-- BEGIN --

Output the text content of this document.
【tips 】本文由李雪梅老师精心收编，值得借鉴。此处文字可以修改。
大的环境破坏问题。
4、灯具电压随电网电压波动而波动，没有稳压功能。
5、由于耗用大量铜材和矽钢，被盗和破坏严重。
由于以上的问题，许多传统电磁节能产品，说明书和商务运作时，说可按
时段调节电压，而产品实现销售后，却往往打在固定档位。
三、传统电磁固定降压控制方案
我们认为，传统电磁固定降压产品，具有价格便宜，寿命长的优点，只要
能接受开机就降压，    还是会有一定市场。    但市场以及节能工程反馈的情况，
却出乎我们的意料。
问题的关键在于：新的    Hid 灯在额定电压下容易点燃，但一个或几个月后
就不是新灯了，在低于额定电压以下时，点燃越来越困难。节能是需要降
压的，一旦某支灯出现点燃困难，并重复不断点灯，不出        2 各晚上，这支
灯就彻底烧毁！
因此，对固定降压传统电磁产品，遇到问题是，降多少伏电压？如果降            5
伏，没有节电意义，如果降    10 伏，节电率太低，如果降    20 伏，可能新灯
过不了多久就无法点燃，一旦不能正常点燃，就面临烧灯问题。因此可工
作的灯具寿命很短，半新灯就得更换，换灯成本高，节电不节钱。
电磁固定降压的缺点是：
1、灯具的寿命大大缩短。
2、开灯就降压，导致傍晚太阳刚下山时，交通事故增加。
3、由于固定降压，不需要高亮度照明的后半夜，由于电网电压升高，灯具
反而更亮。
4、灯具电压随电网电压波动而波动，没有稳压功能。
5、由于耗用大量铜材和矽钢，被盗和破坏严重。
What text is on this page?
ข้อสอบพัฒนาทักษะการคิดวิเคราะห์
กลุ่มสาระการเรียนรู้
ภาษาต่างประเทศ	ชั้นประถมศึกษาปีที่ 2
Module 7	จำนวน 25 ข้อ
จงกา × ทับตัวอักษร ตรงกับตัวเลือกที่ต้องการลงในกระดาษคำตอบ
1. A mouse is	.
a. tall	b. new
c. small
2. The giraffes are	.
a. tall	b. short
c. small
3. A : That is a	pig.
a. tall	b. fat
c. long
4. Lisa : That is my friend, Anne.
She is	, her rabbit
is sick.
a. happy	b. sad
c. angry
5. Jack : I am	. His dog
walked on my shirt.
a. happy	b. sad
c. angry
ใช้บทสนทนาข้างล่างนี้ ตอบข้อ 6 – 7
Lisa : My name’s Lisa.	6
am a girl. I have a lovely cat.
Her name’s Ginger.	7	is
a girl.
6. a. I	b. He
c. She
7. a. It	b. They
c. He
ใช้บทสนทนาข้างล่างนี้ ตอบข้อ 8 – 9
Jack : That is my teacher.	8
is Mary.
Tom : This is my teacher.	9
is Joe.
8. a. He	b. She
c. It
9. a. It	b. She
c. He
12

-- END --

Quote every line of the data, word for word.

Output the text content of this document.
【tips 】本文由李雪梅老师精心收编，值得借鉴。此处文字可以修改。
大的环境破坏问题。
4、灯具电压随电网电压波动而波动，没有稳压功能。
5、由于耗用大量铜材和矽钢，被盗和破坏严重。
由于以上的问题，许多传统电磁节能产品，说明书和商务运作时，说可按
时段调节电压，而产品实现销售后，却往往打在固定档位。
三、传统电磁固定降压控制方案
我们认为，传统电磁固定降压产品，具有价格便宜，寿命长的优点，只要
能接受开机就降压，    还是会有一定市场。    但市场以及节能工程反馈的情况，
却出乎我们的意料。
问题的关键在于：新的    Hid 灯在额定电压下容易点燃，但一个或几个月后
就不是新灯了，在低于额定电压以下时，点燃越来越困难。节能是需要降
压的，一旦某支灯出现点燃困难，并重复不断点灯，不出        2 各晚上，这支
灯就彻底烧毁！
因此，对固定降压传统电磁产品，遇到问题是，降多少伏电压？如果降            5
伏，没有节电意义，如果降    10 伏，节电率太低，如果降    20 伏，可能新灯
过不了多久就无法点燃，一旦不能正常点燃，就面临烧灯问题。因此可工
作的灯具寿命很短，半新灯就得更换，换灯成本高，节电不节钱。
电磁固定降压的缺点是：
1、灯具的寿命大大缩短。
2、开灯就降压，导致傍晚太阳刚下山时，交通事故增加。
3、由于固定降压，不需要高亮度照明的后半夜，由于电网电压升高，灯具
反而更亮。
4、灯具电压随电网电压波动而波动，没有稳压功能。
5、由于耗用大量铜材和矽钢，被盗和破坏严重。
What text is on this page?
ข้อสอบพัฒนาทักษะการคิดวิเคราะห์
กลุ่มสาระการเรียนรู้
ภาษาต่างประเทศ	ชั้นประถมศึกษาปีที่ 2
Module 7	จำนวน 25 ข้อ
จงกา × ทับตัวอักษร ตรงกับตัวเลือกที่ต้องการลงในกระดาษคำตอบ
1. A mouse is	.
a. tall	b. new
c. small
2. The giraffes are	.
a. tall	b. short
c. small
3. A : That is a	pig.
a. tall	b. fat
c. long
4. Lisa : That is my friend, Anne.
She is	, her rabbit
is sick.
a. happy	b. sad
c. angry
5. Jack : I am	. His dog
walked on my shirt.
a. happy	b. sad
c. angry
ใช้บทสนทนาข้างล่างนี้ ตอบข้อ 6 – 7
Lisa : My name’s Lisa.	6
am a girl. I have a lovely cat.
Her name’s Ginger.	7	is
a girl.
6. a. I	b. He
c. She
7. a. It	b. They
c. He
ใช้บทสนทนาข้างล่างนี้ ตอบข้อ 8 – 9
Jack : That is my teacher.	8
is Mary.
Tom : This is my teacher.	9
is Joe.
8. a. He	b. She
c. It
9. a. It	b. She
c. He
12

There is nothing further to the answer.